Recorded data
════

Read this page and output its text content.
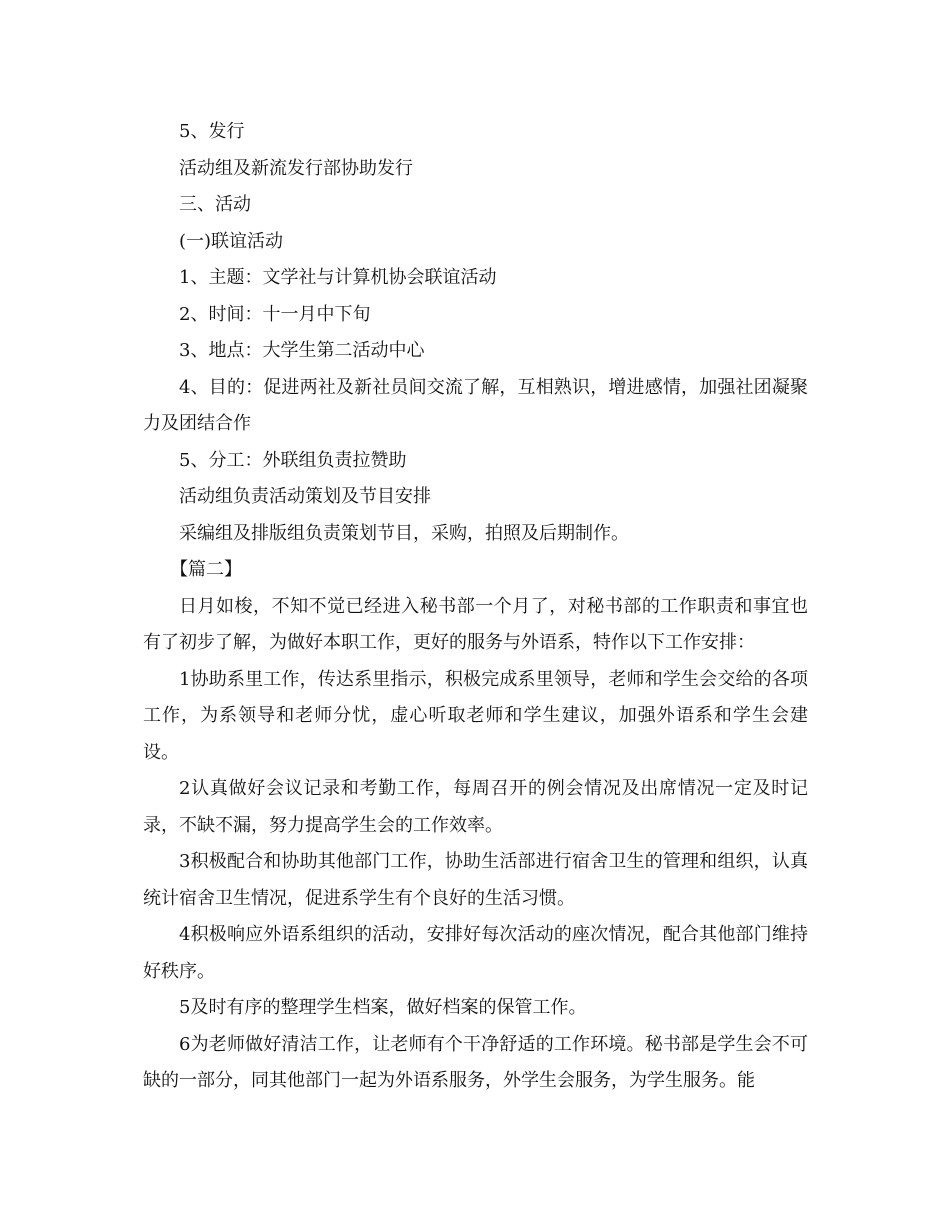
5、发行

活动组及新流发行部协助发行

三、活动

(一)联谊活动

1、主题：文学社与计算机协会联谊活动

2、时间：十一月中下旬

3、地点：大学生第二活动中心

4、目的：促进两社及新社员间交流了解，互相熟识，增进感情，加强社团凝聚力及团结合作

5、分工：外联组负责拉赞助

活动组负责活动策划及节目安排

采编组及排版组负责策划节目，采购，拍照及后期制作。

【篇二】

日月如梭，不知不觉已经进入秘书部一个月了，对秘书部的工作职责和事宜也有了初步了解，为做好本职工作，更好的服务与外语系，特作以下工作安排：

1协助系里工作，传达系里指示，积极完成系里领导，老师和学生会交给的各项工作，为系领导和老师分忧，虚心听取老师和学生建议，加强外语系和学生会建设。

2认真做好会议记录和考勤工作，每周召开的例会情况及出席情况一定及时记录，不缺不漏，努力提高学生会的工作效率。

3积极配合和协助其他部门工作，协助生活部进行宿舍卫生的管理和组织，认真统计宿舍卫生情况，促进系学生有个良好的生活习惯。

4积极响应外语系组织的活动，安排好每次活动的座次情况，配合其他部门维持好秩序。

5及时有序的整理学生档案，做好档案的保管工作。

6为老师做好清洁工作，让老师有个干净舒适的工作环境。秘书部是学生会不可缺的一部分，同其他部门一起为外语系服务，外学生会服务，为学生服务。能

════

Required task — Transcribe the full listing above exactly as it stands, minus the pictures.

Task answer —
Read this page and output its text content.
5、发行

活动组及新流发行部协助发行

三、活动

(一)联谊活动

1、主题：文学社与计算机协会联谊活动

2、时间：十一月中下旬

3、地点：大学生第二活动中心

4、目的：促进两社及新社员间交流了解，互相熟识，增进感情，加强社团凝聚力及团结合作

5、分工：外联组负责拉赞助

活动组负责活动策划及节目安排

采编组及排版组负责策划节目，采购，拍照及后期制作。

【篇二】

日月如梭，不知不觉已经进入秘书部一个月了，对秘书部的工作职责和事宜也有了初步了解，为做好本职工作，更好的服务与外语系，特作以下工作安排：

1协助系里工作，传达系里指示，积极完成系里领导，老师和学生会交给的各项工作，为系领导和老师分忧，虚心听取老师和学生建议，加强外语系和学生会建设。

2认真做好会议记录和考勤工作，每周召开的例会情况及出席情况一定及时记录，不缺不漏，努力提高学生会的工作效率。

3积极配合和协助其他部门工作，协助生活部进行宿舍卫生的管理和组织，认真统计宿舍卫生情况，促进系学生有个良好的生活习惯。

4积极响应外语系组织的活动，安排好每次活动的座次情况，配合其他部门维持好秩序。

5及时有序的整理学生档案，做好档案的保管工作。

6为老师做好清洁工作，让老师有个干净舒适的工作环境。秘书部是学生会不可缺的一部分，同其他部门一起为外语系服务，外学生会服务，为学生服务。能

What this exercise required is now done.